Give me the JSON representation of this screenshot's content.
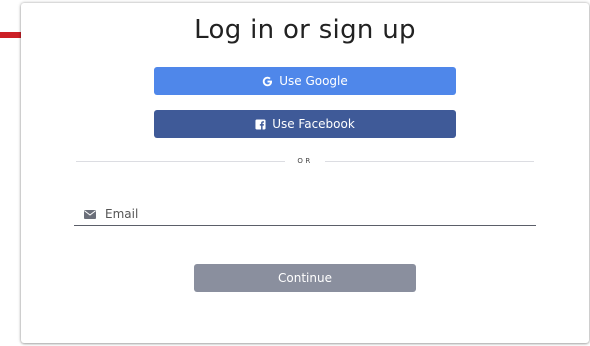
{
  "auth": {
    "title": "Log in or sign up",
    "google_label": "Use Google",
    "facebook_label": "Use Facebook",
    "divider_text": "OR",
    "email_placeholder": "Email",
    "email_value": "",
    "continue_label": "Continue"
  },
  "colors": {
    "google": "#4f87ea",
    "facebook": "#3f5a98",
    "continue_disabled": "#8a8f9e",
    "annotation_arrow": "#cc1f26"
  },
  "icons": {
    "google": "google-g-icon",
    "facebook": "facebook-f-icon",
    "email": "envelope-icon",
    "annotation": "red-arrow-icon"
  }
}
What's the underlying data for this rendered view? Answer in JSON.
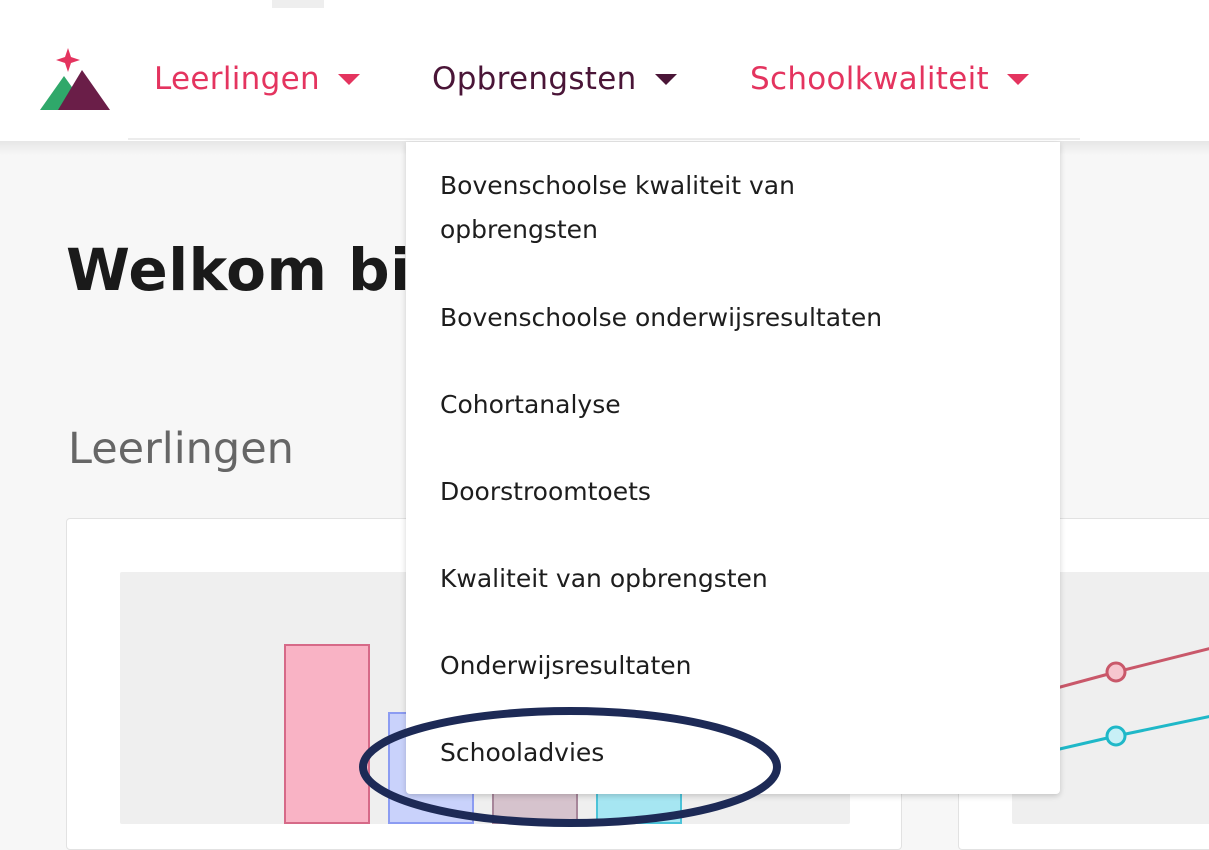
{
  "nav": {
    "leerlingen_label": "Leerlingen",
    "opbrengsten_label": "Opbrengsten",
    "schoolkwaliteit_label": "Schoolkwaliteit",
    "accent_color": "#e4345f",
    "active_color": "#4a1537"
  },
  "logo": {
    "icon": "mountain-logo-icon",
    "colors": [
      "#e4345f",
      "#2fa86a",
      "#6a1e48"
    ]
  },
  "main": {
    "page_title": "Welkom bij",
    "section_title": "Leerlingen"
  },
  "dropdown": {
    "items": [
      {
        "label": "Bovenschoolse kwaliteit van opbrengsten"
      },
      {
        "label": "Bovenschoolse onderwijsresultaten"
      },
      {
        "label": "Cohortanalyse"
      },
      {
        "label": "Doorstroomtoets"
      },
      {
        "label": "Kwaliteit van opbrengsten"
      },
      {
        "label": "Onderwijsresultaten"
      },
      {
        "label": "Schooladvies"
      }
    ],
    "circled_item": "Schooladvies",
    "circle_color": "#1d2a56"
  },
  "preview_colors": {
    "bar_pink": "#f9b3c5",
    "bar_blue": "#c9d2fb",
    "bar_mauve": "#d6c3cd",
    "bar_cyan": "#a6e6f2",
    "line_red": "#c9586a",
    "line_teal": "#1fb8c8"
  }
}
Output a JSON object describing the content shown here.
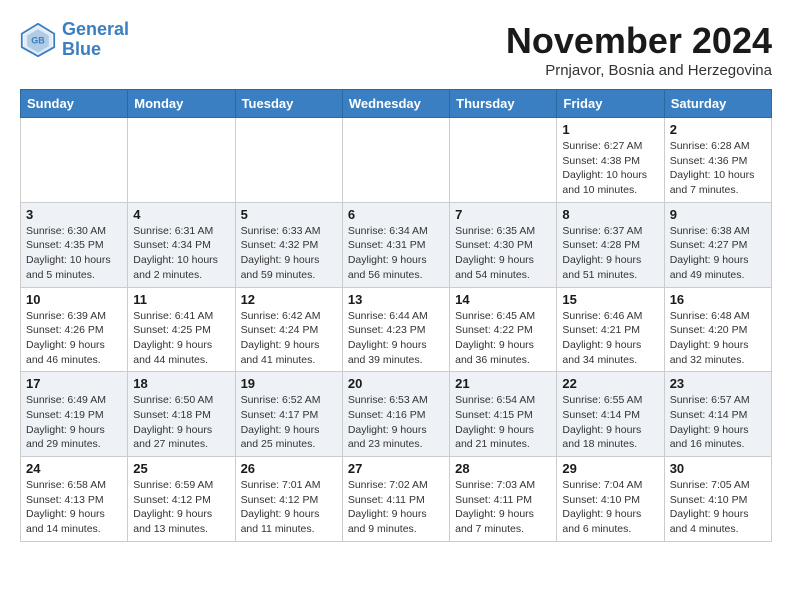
{
  "header": {
    "logo_line1": "General",
    "logo_line2": "Blue",
    "month_title": "November 2024",
    "location": "Prnjavor, Bosnia and Herzegovina"
  },
  "weekdays": [
    "Sunday",
    "Monday",
    "Tuesday",
    "Wednesday",
    "Thursday",
    "Friday",
    "Saturday"
  ],
  "weeks": [
    {
      "days": [
        {
          "num": "",
          "info": ""
        },
        {
          "num": "",
          "info": ""
        },
        {
          "num": "",
          "info": ""
        },
        {
          "num": "",
          "info": ""
        },
        {
          "num": "",
          "info": ""
        },
        {
          "num": "1",
          "info": "Sunrise: 6:27 AM\nSunset: 4:38 PM\nDaylight: 10 hours\nand 10 minutes."
        },
        {
          "num": "2",
          "info": "Sunrise: 6:28 AM\nSunset: 4:36 PM\nDaylight: 10 hours\nand 7 minutes."
        }
      ]
    },
    {
      "days": [
        {
          "num": "3",
          "info": "Sunrise: 6:30 AM\nSunset: 4:35 PM\nDaylight: 10 hours\nand 5 minutes."
        },
        {
          "num": "4",
          "info": "Sunrise: 6:31 AM\nSunset: 4:34 PM\nDaylight: 10 hours\nand 2 minutes."
        },
        {
          "num": "5",
          "info": "Sunrise: 6:33 AM\nSunset: 4:32 PM\nDaylight: 9 hours\nand 59 minutes."
        },
        {
          "num": "6",
          "info": "Sunrise: 6:34 AM\nSunset: 4:31 PM\nDaylight: 9 hours\nand 56 minutes."
        },
        {
          "num": "7",
          "info": "Sunrise: 6:35 AM\nSunset: 4:30 PM\nDaylight: 9 hours\nand 54 minutes."
        },
        {
          "num": "8",
          "info": "Sunrise: 6:37 AM\nSunset: 4:28 PM\nDaylight: 9 hours\nand 51 minutes."
        },
        {
          "num": "9",
          "info": "Sunrise: 6:38 AM\nSunset: 4:27 PM\nDaylight: 9 hours\nand 49 minutes."
        }
      ]
    },
    {
      "days": [
        {
          "num": "10",
          "info": "Sunrise: 6:39 AM\nSunset: 4:26 PM\nDaylight: 9 hours\nand 46 minutes."
        },
        {
          "num": "11",
          "info": "Sunrise: 6:41 AM\nSunset: 4:25 PM\nDaylight: 9 hours\nand 44 minutes."
        },
        {
          "num": "12",
          "info": "Sunrise: 6:42 AM\nSunset: 4:24 PM\nDaylight: 9 hours\nand 41 minutes."
        },
        {
          "num": "13",
          "info": "Sunrise: 6:44 AM\nSunset: 4:23 PM\nDaylight: 9 hours\nand 39 minutes."
        },
        {
          "num": "14",
          "info": "Sunrise: 6:45 AM\nSunset: 4:22 PM\nDaylight: 9 hours\nand 36 minutes."
        },
        {
          "num": "15",
          "info": "Sunrise: 6:46 AM\nSunset: 4:21 PM\nDaylight: 9 hours\nand 34 minutes."
        },
        {
          "num": "16",
          "info": "Sunrise: 6:48 AM\nSunset: 4:20 PM\nDaylight: 9 hours\nand 32 minutes."
        }
      ]
    },
    {
      "days": [
        {
          "num": "17",
          "info": "Sunrise: 6:49 AM\nSunset: 4:19 PM\nDaylight: 9 hours\nand 29 minutes."
        },
        {
          "num": "18",
          "info": "Sunrise: 6:50 AM\nSunset: 4:18 PM\nDaylight: 9 hours\nand 27 minutes."
        },
        {
          "num": "19",
          "info": "Sunrise: 6:52 AM\nSunset: 4:17 PM\nDaylight: 9 hours\nand 25 minutes."
        },
        {
          "num": "20",
          "info": "Sunrise: 6:53 AM\nSunset: 4:16 PM\nDaylight: 9 hours\nand 23 minutes."
        },
        {
          "num": "21",
          "info": "Sunrise: 6:54 AM\nSunset: 4:15 PM\nDaylight: 9 hours\nand 21 minutes."
        },
        {
          "num": "22",
          "info": "Sunrise: 6:55 AM\nSunset: 4:14 PM\nDaylight: 9 hours\nand 18 minutes."
        },
        {
          "num": "23",
          "info": "Sunrise: 6:57 AM\nSunset: 4:14 PM\nDaylight: 9 hours\nand 16 minutes."
        }
      ]
    },
    {
      "days": [
        {
          "num": "24",
          "info": "Sunrise: 6:58 AM\nSunset: 4:13 PM\nDaylight: 9 hours\nand 14 minutes."
        },
        {
          "num": "25",
          "info": "Sunrise: 6:59 AM\nSunset: 4:12 PM\nDaylight: 9 hours\nand 13 minutes."
        },
        {
          "num": "26",
          "info": "Sunrise: 7:01 AM\nSunset: 4:12 PM\nDaylight: 9 hours\nand 11 minutes."
        },
        {
          "num": "27",
          "info": "Sunrise: 7:02 AM\nSunset: 4:11 PM\nDaylight: 9 hours\nand 9 minutes."
        },
        {
          "num": "28",
          "info": "Sunrise: 7:03 AM\nSunset: 4:11 PM\nDaylight: 9 hours\nand 7 minutes."
        },
        {
          "num": "29",
          "info": "Sunrise: 7:04 AM\nSunset: 4:10 PM\nDaylight: 9 hours\nand 6 minutes."
        },
        {
          "num": "30",
          "info": "Sunrise: 7:05 AM\nSunset: 4:10 PM\nDaylight: 9 hours\nand 4 minutes."
        }
      ]
    }
  ]
}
+++++
§ **WRITTEN EXERCISE**: Each entry above is to be written out again unchanged, apart from the pictures, which are left out.

§ **THE REPLY**:
Give me the JSON representation of this screenshot's content.
{
  "auth": {
    "title": "Log in or sign up",
    "google_label": "Use Google",
    "facebook_label": "Use Facebook",
    "divider_text": "OR",
    "email_placeholder": "Email",
    "email_value": "",
    "continue_label": "Continue"
  },
  "colors": {
    "google": "#4f87ea",
    "facebook": "#3f5a98",
    "continue_disabled": "#8a8f9e",
    "annotation_arrow": "#cc1f26"
  },
  "icons": {
    "google": "google-g-icon",
    "facebook": "facebook-f-icon",
    "email": "envelope-icon",
    "annotation": "red-arrow-icon"
  }
}
What's the underlying data for this rendered view? Answer in JSON.
{
  "nav": {
    "leerlingen_label": "Leerlingen",
    "opbrengsten_label": "Opbrengsten",
    "schoolkwaliteit_label": "Schoolkwaliteit",
    "accent_color": "#e4345f",
    "active_color": "#4a1537"
  },
  "logo": {
    "icon": "mountain-logo-icon",
    "colors": [
      "#e4345f",
      "#2fa86a",
      "#6a1e48"
    ]
  },
  "main": {
    "page_title": "Welkom bij",
    "section_title": "Leerlingen"
  },
  "dropdown": {
    "items": [
      {
        "label": "Bovenschoolse kwaliteit van opbrengsten"
      },
      {
        "label": "Bovenschoolse onderwijsresultaten"
      },
      {
        "label": "Cohortanalyse"
      },
      {
        "label": "Doorstroomtoets"
      },
      {
        "label": "Kwaliteit van opbrengsten"
      },
      {
        "label": "Onderwijsresultaten"
      },
      {
        "label": "Schooladvies"
      }
    ],
    "circled_item": "Schooladvies",
    "circle_color": "#1d2a56"
  },
  "preview_colors": {
    "bar_pink": "#f9b3c5",
    "bar_blue": "#c9d2fb",
    "bar_mauve": "#d6c3cd",
    "bar_cyan": "#a6e6f2",
    "line_red": "#c9586a",
    "line_teal": "#1fb8c8"
  }
}
Output a JSON object describing the content shown here.
{
  "header": {
    "logo_line1": "General",
    "logo_line2": "Blue",
    "month_title": "November 2024",
    "location": "Prnjavor, Bosnia and Herzegovina"
  },
  "weekdays": [
    "Sunday",
    "Monday",
    "Tuesday",
    "Wednesday",
    "Thursday",
    "Friday",
    "Saturday"
  ],
  "weeks": [
    {
      "days": [
        {
          "num": "",
          "info": ""
        },
        {
          "num": "",
          "info": ""
        },
        {
          "num": "",
          "info": ""
        },
        {
          "num": "",
          "info": ""
        },
        {
          "num": "",
          "info": ""
        },
        {
          "num": "1",
          "info": "Sunrise: 6:27 AM\nSunset: 4:38 PM\nDaylight: 10 hours\nand 10 minutes."
        },
        {
          "num": "2",
          "info": "Sunrise: 6:28 AM\nSunset: 4:36 PM\nDaylight: 10 hours\nand 7 minutes."
        }
      ]
    },
    {
      "days": [
        {
          "num": "3",
          "info": "Sunrise: 6:30 AM\nSunset: 4:35 PM\nDaylight: 10 hours\nand 5 minutes."
        },
        {
          "num": "4",
          "info": "Sunrise: 6:31 AM\nSunset: 4:34 PM\nDaylight: 10 hours\nand 2 minutes."
        },
        {
          "num": "5",
          "info": "Sunrise: 6:33 AM\nSunset: 4:32 PM\nDaylight: 9 hours\nand 59 minutes."
        },
        {
          "num": "6",
          "info": "Sunrise: 6:34 AM\nSunset: 4:31 PM\nDaylight: 9 hours\nand 56 minutes."
        },
        {
          "num": "7",
          "info": "Sunrise: 6:35 AM\nSunset: 4:30 PM\nDaylight: 9 hours\nand 54 minutes."
        },
        {
          "num": "8",
          "info": "Sunrise: 6:37 AM\nSunset: 4:28 PM\nDaylight: 9 hours\nand 51 minutes."
        },
        {
          "num": "9",
          "info": "Sunrise: 6:38 AM\nSunset: 4:27 PM\nDaylight: 9 hours\nand 49 minutes."
        }
      ]
    },
    {
      "days": [
        {
          "num": "10",
          "info": "Sunrise: 6:39 AM\nSunset: 4:26 PM\nDaylight: 9 hours\nand 46 minutes."
        },
        {
          "num": "11",
          "info": "Sunrise: 6:41 AM\nSunset: 4:25 PM\nDaylight: 9 hours\nand 44 minutes."
        },
        {
          "num": "12",
          "info": "Sunrise: 6:42 AM\nSunset: 4:24 PM\nDaylight: 9 hours\nand 41 minutes."
        },
        {
          "num": "13",
          "info": "Sunrise: 6:44 AM\nSunset: 4:23 PM\nDaylight: 9 hours\nand 39 minutes."
        },
        {
          "num": "14",
          "info": "Sunrise: 6:45 AM\nSunset: 4:22 PM\nDaylight: 9 hours\nand 36 minutes."
        },
        {
          "num": "15",
          "info": "Sunrise: 6:46 AM\nSunset: 4:21 PM\nDaylight: 9 hours\nand 34 minutes."
        },
        {
          "num": "16",
          "info": "Sunrise: 6:48 AM\nSunset: 4:20 PM\nDaylight: 9 hours\nand 32 minutes."
        }
      ]
    },
    {
      "days": [
        {
          "num": "17",
          "info": "Sunrise: 6:49 AM\nSunset: 4:19 PM\nDaylight: 9 hours\nand 29 minutes."
        },
        {
          "num": "18",
          "info": "Sunrise: 6:50 AM\nSunset: 4:18 PM\nDaylight: 9 hours\nand 27 minutes."
        },
        {
          "num": "19",
          "info": "Sunrise: 6:52 AM\nSunset: 4:17 PM\nDaylight: 9 hours\nand 25 minutes."
        },
        {
          "num": "20",
          "info": "Sunrise: 6:53 AM\nSunset: 4:16 PM\nDaylight: 9 hours\nand 23 minutes."
        },
        {
          "num": "21",
          "info": "Sunrise: 6:54 AM\nSunset: 4:15 PM\nDaylight: 9 hours\nand 21 minutes."
        },
        {
          "num": "22",
          "info": "Sunrise: 6:55 AM\nSunset: 4:14 PM\nDaylight: 9 hours\nand 18 minutes."
        },
        {
          "num": "23",
          "info": "Sunrise: 6:57 AM\nSunset: 4:14 PM\nDaylight: 9 hours\nand 16 minutes."
        }
      ]
    },
    {
      "days": [
        {
          "num": "24",
          "info": "Sunrise: 6:58 AM\nSunset: 4:13 PM\nDaylight: 9 hours\nand 14 minutes."
        },
        {
          "num": "25",
          "info": "Sunrise: 6:59 AM\nSunset: 4:12 PM\nDaylight: 9 hours\nand 13 minutes."
        },
        {
          "num": "26",
          "info": "Sunrise: 7:01 AM\nSunset: 4:12 PM\nDaylight: 9 hours\nand 11 minutes."
        },
        {
          "num": "27",
          "info": "Sunrise: 7:02 AM\nSunset: 4:11 PM\nDaylight: 9 hours\nand 9 minutes."
        },
        {
          "num": "28",
          "info": "Sunrise: 7:03 AM\nSunset: 4:11 PM\nDaylight: 9 hours\nand 7 minutes."
        },
        {
          "num": "29",
          "info": "Sunrise: 7:04 AM\nSunset: 4:10 PM\nDaylight: 9 hours\nand 6 minutes."
        },
        {
          "num": "30",
          "info": "Sunrise: 7:05 AM\nSunset: 4:10 PM\nDaylight: 9 hours\nand 4 minutes."
        }
      ]
    }
  ]
}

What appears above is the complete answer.